Provided entries
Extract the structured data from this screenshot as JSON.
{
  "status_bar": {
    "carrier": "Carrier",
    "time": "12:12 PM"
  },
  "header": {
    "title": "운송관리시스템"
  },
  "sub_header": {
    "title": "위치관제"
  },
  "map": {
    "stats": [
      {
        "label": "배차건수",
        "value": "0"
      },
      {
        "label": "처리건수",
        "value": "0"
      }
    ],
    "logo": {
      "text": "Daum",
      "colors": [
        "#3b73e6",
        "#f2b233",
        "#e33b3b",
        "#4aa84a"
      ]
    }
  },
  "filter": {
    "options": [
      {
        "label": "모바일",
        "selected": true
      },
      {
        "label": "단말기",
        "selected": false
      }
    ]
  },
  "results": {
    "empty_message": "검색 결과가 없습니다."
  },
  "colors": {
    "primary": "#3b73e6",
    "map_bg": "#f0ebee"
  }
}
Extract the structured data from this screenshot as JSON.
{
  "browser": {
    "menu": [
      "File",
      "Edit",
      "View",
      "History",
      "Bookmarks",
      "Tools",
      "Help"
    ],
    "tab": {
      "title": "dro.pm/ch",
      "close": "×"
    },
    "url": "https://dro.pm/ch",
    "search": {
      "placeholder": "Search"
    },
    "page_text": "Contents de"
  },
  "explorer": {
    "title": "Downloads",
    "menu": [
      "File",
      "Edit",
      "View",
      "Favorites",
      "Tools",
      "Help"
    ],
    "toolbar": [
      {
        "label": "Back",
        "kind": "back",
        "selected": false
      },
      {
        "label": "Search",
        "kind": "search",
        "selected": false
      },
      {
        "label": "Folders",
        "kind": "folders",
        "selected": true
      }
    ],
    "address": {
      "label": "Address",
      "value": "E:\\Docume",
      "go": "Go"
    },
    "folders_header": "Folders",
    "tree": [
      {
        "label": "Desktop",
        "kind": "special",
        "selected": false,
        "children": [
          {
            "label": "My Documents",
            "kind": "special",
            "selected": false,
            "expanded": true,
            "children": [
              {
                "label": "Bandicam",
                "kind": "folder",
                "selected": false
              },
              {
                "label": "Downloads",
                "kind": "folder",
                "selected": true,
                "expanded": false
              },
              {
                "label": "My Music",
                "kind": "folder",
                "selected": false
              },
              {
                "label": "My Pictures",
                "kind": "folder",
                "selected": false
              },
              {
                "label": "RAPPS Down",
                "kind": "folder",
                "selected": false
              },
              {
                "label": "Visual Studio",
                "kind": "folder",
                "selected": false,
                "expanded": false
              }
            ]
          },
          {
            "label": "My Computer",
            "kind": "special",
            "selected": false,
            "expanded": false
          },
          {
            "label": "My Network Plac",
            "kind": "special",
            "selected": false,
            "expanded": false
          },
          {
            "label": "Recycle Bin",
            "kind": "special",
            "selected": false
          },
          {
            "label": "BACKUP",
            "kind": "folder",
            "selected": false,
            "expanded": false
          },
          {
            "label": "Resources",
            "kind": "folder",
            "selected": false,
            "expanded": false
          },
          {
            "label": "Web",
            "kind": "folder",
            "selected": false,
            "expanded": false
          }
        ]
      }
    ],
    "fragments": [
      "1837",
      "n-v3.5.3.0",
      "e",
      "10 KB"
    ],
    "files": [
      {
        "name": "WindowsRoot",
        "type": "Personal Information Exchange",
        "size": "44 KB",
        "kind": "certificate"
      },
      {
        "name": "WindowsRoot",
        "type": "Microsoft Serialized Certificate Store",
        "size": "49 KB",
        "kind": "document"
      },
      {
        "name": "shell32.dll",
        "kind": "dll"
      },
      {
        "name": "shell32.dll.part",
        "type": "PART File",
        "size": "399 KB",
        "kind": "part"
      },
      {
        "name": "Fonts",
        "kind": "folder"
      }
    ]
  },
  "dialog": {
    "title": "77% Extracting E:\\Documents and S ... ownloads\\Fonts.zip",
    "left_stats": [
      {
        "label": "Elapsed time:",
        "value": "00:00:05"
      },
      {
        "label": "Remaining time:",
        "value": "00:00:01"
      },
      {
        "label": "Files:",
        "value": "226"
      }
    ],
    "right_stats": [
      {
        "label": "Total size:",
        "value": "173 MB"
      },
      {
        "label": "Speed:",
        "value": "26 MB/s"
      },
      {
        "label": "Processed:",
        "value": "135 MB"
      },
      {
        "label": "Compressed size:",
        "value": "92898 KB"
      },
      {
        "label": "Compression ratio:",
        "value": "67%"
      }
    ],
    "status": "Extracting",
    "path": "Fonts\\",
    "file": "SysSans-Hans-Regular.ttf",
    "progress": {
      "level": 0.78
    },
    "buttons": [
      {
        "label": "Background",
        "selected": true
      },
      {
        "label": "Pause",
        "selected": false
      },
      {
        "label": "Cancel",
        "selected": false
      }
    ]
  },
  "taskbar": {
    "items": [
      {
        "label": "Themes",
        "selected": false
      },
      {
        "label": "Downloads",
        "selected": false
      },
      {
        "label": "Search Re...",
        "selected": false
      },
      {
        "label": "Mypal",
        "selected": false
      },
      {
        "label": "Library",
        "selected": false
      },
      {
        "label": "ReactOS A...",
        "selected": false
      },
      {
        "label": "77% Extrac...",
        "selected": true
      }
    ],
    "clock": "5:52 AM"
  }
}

Your objective
Tell how many lines in the records above contain "title", giving the number and no other words.

Output below
5